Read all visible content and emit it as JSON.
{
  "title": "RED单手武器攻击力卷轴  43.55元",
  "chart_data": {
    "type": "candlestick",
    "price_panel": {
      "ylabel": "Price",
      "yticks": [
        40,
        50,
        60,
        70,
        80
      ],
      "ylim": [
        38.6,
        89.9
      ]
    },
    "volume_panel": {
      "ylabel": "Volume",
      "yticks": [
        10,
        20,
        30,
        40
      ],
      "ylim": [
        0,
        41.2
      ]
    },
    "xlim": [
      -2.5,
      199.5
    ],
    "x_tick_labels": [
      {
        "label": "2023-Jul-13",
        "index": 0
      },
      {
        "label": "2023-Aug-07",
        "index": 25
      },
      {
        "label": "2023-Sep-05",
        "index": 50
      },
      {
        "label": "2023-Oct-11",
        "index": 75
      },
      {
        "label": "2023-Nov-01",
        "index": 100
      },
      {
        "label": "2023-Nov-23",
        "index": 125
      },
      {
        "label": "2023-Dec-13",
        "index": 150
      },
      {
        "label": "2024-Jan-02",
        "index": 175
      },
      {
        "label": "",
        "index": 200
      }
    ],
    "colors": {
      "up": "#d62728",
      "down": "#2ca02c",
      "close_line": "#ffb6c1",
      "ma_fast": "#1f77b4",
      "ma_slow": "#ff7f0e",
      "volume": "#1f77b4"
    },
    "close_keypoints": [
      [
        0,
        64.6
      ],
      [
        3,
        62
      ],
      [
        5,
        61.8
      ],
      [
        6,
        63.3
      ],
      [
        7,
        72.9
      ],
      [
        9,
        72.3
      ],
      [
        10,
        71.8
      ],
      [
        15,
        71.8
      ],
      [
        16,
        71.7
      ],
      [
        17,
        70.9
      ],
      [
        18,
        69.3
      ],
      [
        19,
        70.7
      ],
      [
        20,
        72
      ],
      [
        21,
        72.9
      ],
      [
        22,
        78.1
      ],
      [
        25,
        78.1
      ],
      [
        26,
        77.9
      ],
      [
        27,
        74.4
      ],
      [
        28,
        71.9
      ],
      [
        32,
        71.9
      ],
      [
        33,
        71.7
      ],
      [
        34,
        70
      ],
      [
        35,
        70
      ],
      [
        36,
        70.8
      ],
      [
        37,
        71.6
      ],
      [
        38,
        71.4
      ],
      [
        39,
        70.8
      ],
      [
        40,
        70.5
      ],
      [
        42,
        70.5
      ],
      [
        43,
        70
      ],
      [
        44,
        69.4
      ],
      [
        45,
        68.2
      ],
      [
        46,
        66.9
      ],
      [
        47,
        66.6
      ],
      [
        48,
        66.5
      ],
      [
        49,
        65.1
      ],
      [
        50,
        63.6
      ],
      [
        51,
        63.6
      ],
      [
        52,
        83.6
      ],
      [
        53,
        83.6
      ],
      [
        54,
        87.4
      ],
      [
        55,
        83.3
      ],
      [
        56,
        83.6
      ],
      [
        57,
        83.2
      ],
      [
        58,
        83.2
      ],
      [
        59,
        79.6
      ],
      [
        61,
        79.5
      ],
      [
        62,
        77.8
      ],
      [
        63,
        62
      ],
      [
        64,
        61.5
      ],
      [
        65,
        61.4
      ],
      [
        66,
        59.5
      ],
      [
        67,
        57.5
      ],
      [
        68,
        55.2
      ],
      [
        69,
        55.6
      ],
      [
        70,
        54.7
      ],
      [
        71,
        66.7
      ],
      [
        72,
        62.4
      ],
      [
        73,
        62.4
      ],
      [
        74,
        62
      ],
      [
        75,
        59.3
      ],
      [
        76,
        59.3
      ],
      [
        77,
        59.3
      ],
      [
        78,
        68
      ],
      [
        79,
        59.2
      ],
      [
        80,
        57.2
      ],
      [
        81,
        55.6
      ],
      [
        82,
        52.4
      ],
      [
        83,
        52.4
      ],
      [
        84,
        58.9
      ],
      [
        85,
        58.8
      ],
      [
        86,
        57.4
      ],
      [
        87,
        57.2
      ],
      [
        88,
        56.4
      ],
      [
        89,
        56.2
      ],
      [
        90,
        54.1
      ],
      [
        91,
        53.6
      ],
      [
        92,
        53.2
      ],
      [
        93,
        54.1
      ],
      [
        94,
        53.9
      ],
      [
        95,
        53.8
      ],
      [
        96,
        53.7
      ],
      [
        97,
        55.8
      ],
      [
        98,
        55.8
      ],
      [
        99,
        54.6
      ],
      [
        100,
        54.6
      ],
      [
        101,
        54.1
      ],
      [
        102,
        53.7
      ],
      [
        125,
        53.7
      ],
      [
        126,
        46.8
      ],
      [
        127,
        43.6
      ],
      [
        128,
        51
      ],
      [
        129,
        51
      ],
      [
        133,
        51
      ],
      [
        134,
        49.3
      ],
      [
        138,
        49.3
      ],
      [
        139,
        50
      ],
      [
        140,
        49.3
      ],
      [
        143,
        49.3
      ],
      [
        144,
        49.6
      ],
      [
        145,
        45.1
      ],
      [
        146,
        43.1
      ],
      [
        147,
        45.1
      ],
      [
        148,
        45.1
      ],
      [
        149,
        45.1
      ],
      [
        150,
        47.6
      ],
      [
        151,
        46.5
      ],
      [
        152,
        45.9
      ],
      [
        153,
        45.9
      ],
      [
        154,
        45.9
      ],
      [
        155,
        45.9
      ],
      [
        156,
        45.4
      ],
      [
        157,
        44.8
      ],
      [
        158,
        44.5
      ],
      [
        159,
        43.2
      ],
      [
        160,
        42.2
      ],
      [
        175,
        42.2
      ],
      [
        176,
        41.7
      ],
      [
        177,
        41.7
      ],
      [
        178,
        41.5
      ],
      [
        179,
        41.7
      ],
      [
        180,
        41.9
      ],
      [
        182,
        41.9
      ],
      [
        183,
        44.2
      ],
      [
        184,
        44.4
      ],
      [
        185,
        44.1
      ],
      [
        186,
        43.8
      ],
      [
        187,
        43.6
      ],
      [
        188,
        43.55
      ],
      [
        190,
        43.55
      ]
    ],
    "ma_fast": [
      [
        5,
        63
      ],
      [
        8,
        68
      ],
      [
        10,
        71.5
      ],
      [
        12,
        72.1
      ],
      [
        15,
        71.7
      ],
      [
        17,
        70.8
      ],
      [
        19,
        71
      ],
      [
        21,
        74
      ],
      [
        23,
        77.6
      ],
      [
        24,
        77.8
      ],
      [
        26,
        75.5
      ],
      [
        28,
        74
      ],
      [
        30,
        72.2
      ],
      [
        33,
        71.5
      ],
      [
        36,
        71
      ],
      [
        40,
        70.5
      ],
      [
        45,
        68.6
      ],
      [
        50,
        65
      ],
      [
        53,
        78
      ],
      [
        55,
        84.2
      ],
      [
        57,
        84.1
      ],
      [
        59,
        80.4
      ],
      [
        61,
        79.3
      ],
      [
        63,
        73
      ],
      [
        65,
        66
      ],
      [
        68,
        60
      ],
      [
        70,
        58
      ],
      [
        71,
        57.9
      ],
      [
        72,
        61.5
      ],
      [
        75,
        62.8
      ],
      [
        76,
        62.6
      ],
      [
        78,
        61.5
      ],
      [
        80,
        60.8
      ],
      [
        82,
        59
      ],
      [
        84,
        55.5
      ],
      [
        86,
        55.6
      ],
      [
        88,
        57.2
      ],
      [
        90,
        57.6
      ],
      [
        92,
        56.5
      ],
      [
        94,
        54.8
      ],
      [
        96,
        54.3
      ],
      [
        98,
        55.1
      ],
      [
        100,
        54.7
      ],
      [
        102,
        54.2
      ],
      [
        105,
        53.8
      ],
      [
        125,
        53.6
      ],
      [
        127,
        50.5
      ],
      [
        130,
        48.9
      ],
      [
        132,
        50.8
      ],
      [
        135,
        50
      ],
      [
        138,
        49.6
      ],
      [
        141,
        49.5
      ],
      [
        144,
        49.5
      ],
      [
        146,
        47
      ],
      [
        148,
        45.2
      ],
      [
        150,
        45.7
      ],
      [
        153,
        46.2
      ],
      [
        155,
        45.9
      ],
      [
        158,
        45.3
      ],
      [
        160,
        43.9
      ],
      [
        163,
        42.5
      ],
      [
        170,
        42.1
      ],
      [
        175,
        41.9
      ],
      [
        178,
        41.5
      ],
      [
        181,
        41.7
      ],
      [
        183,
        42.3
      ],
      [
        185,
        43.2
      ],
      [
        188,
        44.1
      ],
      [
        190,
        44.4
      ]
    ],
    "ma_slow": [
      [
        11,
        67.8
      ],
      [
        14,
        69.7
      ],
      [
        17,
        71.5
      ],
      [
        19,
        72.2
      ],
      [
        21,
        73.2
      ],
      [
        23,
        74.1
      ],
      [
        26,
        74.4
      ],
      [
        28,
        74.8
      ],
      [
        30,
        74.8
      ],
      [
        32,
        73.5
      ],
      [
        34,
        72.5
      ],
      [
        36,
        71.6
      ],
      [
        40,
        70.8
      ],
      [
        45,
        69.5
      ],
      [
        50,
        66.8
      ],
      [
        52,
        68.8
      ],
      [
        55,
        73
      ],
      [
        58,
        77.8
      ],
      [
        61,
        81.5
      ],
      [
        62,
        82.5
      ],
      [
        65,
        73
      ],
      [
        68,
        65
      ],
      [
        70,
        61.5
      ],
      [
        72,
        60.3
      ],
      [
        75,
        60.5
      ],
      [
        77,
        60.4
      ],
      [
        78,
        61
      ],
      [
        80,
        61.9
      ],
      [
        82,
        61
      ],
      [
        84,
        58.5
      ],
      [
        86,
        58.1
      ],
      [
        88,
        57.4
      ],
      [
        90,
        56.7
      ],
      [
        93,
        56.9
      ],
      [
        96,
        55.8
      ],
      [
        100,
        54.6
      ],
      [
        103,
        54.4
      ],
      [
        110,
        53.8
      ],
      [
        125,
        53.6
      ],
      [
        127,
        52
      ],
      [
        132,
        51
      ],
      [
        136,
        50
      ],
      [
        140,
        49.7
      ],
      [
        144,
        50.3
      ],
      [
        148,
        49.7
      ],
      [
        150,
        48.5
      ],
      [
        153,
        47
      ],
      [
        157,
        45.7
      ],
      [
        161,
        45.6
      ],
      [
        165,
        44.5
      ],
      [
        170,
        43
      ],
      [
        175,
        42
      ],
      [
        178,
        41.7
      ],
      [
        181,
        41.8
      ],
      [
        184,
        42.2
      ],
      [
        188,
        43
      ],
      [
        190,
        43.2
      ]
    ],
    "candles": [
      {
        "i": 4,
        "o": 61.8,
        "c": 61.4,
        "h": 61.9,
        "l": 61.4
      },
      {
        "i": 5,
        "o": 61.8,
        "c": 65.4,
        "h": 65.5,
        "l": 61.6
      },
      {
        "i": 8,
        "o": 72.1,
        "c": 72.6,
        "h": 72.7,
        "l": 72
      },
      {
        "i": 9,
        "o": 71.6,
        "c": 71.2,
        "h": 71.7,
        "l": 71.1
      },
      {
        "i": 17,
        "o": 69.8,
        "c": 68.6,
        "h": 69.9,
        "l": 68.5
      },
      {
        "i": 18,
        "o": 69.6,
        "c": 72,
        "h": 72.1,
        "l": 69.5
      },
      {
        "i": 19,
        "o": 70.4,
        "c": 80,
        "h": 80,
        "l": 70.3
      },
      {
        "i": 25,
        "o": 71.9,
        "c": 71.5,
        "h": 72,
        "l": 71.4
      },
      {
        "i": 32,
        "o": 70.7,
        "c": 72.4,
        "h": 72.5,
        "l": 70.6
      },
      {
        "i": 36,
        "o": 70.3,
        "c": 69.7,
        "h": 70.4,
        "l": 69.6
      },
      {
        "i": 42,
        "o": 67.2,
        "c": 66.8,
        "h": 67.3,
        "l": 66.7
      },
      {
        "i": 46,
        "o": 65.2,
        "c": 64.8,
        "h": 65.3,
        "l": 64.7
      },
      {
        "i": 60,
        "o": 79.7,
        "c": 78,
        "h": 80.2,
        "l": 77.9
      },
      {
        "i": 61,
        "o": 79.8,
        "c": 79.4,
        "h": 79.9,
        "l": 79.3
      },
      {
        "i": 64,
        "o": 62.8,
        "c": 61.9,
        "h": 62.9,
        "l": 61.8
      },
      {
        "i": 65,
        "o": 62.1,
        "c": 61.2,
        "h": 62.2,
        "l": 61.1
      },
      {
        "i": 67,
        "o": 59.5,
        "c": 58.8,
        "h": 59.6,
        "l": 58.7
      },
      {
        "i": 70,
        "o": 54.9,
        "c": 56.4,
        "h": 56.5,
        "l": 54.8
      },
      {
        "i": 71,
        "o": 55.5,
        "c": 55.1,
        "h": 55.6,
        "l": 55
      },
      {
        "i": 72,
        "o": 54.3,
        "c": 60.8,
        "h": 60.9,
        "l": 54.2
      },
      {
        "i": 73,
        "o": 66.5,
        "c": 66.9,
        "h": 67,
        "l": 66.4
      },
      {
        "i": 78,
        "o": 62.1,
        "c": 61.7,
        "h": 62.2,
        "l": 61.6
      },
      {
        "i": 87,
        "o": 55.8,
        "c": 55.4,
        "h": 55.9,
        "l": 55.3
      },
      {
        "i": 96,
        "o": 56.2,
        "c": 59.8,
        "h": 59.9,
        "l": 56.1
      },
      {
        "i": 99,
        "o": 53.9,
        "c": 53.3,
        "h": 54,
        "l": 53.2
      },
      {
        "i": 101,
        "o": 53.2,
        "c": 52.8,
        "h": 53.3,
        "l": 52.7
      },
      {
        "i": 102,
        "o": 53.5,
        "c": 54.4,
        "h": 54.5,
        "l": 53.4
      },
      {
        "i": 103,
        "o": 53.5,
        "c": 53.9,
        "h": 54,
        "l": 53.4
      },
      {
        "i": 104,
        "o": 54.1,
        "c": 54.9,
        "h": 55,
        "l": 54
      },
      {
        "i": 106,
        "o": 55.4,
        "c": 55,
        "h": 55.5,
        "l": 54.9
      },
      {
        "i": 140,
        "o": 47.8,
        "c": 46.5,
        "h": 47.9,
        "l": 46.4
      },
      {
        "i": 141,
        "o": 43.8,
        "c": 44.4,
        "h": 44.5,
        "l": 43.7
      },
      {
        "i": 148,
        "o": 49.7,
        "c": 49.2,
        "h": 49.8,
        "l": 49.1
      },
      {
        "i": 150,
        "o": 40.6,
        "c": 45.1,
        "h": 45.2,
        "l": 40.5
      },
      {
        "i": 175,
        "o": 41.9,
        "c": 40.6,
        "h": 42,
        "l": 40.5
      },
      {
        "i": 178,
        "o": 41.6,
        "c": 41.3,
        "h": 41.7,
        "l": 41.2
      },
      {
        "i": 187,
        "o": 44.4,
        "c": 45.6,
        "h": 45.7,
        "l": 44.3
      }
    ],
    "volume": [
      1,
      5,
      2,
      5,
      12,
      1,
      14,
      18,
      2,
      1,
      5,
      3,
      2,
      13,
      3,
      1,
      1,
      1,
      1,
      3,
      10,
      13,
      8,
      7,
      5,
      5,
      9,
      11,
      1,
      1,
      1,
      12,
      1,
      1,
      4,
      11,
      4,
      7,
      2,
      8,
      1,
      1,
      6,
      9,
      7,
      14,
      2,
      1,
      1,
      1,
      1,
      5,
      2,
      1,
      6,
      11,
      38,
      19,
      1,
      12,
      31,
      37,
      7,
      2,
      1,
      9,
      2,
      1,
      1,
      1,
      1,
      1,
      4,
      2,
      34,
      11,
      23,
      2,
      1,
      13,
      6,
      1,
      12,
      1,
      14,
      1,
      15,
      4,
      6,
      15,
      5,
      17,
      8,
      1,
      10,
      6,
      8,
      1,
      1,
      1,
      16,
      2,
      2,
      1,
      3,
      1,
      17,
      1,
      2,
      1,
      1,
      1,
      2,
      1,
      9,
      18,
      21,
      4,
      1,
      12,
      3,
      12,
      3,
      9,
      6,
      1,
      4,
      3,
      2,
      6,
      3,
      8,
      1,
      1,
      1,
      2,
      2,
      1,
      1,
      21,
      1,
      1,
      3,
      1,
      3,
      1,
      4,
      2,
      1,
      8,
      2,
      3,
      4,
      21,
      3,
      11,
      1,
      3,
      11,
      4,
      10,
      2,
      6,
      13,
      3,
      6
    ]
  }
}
::::
> _AIM_: In the entries above, count each line holding "index" and report the total and nothing more.

> _WRITTEN SOLUTION_: 9